* **Prompt**: Your task is to gather the lines below that hold the string "werden".

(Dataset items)

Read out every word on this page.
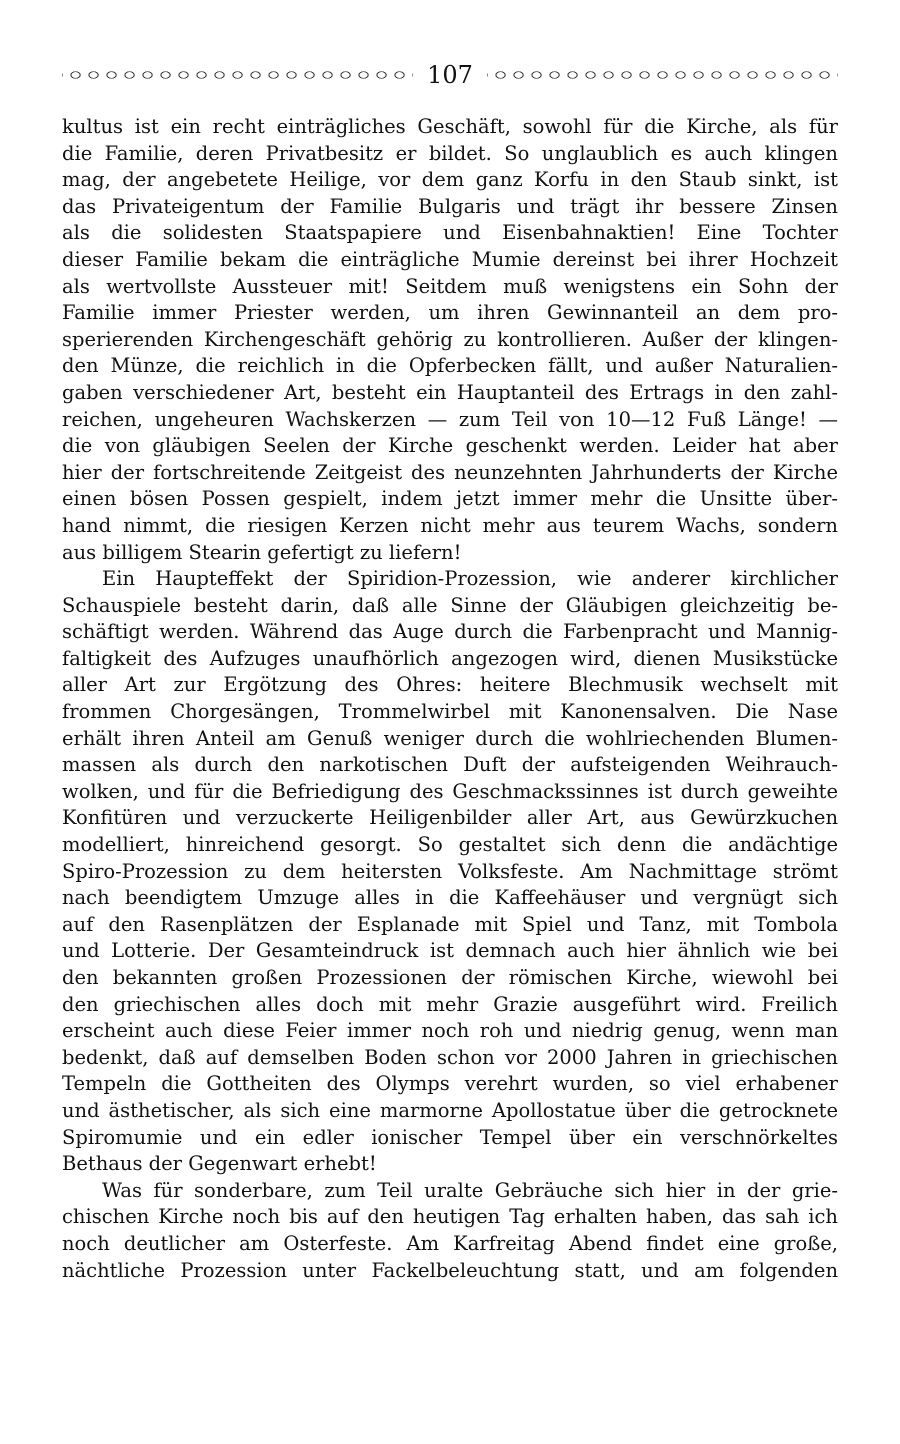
107
kultus ist ein recht einträgliches Geschäft, sowohl für die Kirche, als für
die Familie, deren Privatbesitz er bildet. So unglaublich es auch klingen
mag, der angebetete Heilige, vor dem ganz Korfu in den Staub sinkt, ist
das Privateigentum der Familie Bulgaris und trägt ihr bessere Zinsen
als die solidesten Staatspapiere und Eisenbahnaktien! Eine Tochter
dieser Familie bekam die einträgliche Mumie dereinst bei ihrer Hochzeit
als wertvollste Aussteuer mit! Seitdem muß wenigstens ein Sohn der
Familie immer Priester werden, um ihren Gewinnanteil an dem pro-
sperierenden Kirchengeschäft gehörig zu kontrollieren. Außer der klingen-
den Münze, die reichlich in die Opferbecken fällt, und außer Naturalien-
gaben verschiedener Art, besteht ein Hauptanteil des Ertrags in den zahl-
reichen, ungeheuren Wachskerzen — zum Teil von 10—12 Fuß Länge! —
die von gläubigen Seelen der Kirche geschenkt werden. Leider hat aber
hier der fortschreitende Zeitgeist des neunzehnten Jahrhunderts der Kirche
einen bösen Possen gespielt, indem jetzt immer mehr die Unsitte über-
hand nimmt, die riesigen Kerzen nicht mehr aus teurem Wachs, sondern
aus billigem Stearin gefertigt zu liefern!
Ein Haupteffekt der Spiridion-Prozession, wie anderer kirchlicher
Schauspiele besteht darin, daß alle Sinne der Gläubigen gleichzeitig be-
schäftigt werden. Während das Auge durch die Farbenpracht und Mannig-
faltigkeit des Aufzuges unaufhörlich angezogen wird, dienen Musikstücke
aller Art zur Ergötzung des Ohres: heitere Blechmusik wechselt mit
frommen Chorgesängen, Trommelwirbel mit Kanonensalven. Die Nase
erhält ihren Anteil am Genuß weniger durch die wohlriechenden Blumen-
massen als durch den narkotischen Duft der aufsteigenden Weihrauch-
wolken, und für die Befriedigung des Geschmackssinnes ist durch geweihte
Konfitüren und verzuckerte Heiligenbilder aller Art, aus Gewürzkuchen
modelliert, hinreichend gesorgt. So gestaltet sich denn die andächtige
Spiro-Prozession zu dem heitersten Volksfeste. Am Nachmittage strömt
nach beendigtem Umzuge alles in die Kaffeehäuser und vergnügt sich
auf den Rasenplätzen der Esplanade mit Spiel und Tanz, mit Tombola
und Lotterie. Der Gesamteindruck ist demnach auch hier ähnlich wie bei
den bekannten großen Prozessionen der römischen Kirche, wiewohl bei
den griechischen alles doch mit mehr Grazie ausgeführt wird. Freilich
erscheint auch diese Feier immer noch roh und niedrig genug, wenn man
bedenkt, daß auf demselben Boden schon vor 2000 Jahren in griechischen
Tempeln die Gottheiten des Olymps verehrt wurden, so viel erhabener
und ästhetischer, als sich eine marmorne Apollostatue über die getrocknete
Spiromumie und ein edler ionischer Tempel über ein verschnörkeltes
Bethaus der Gegenwart erhebt!
Was für sonderbare, zum Teil uralte Gebräuche sich hier in der grie-
chischen Kirche noch bis auf den heutigen Tag erhalten haben, das sah ich
noch deutlicher am Osterfeste. Am Karfreitag Abend findet eine große,
nächtliche Prozession unter Fackelbeleuchtung statt, und am folgenden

* **Result**:
Familie immer Priester werden, um ihren Gewinnanteil an dem pro-
die von gläubigen Seelen der Kirche geschenkt werden. Leider hat aber
schäftigt werden. Während das Auge durch die Farbenpracht und Mannig-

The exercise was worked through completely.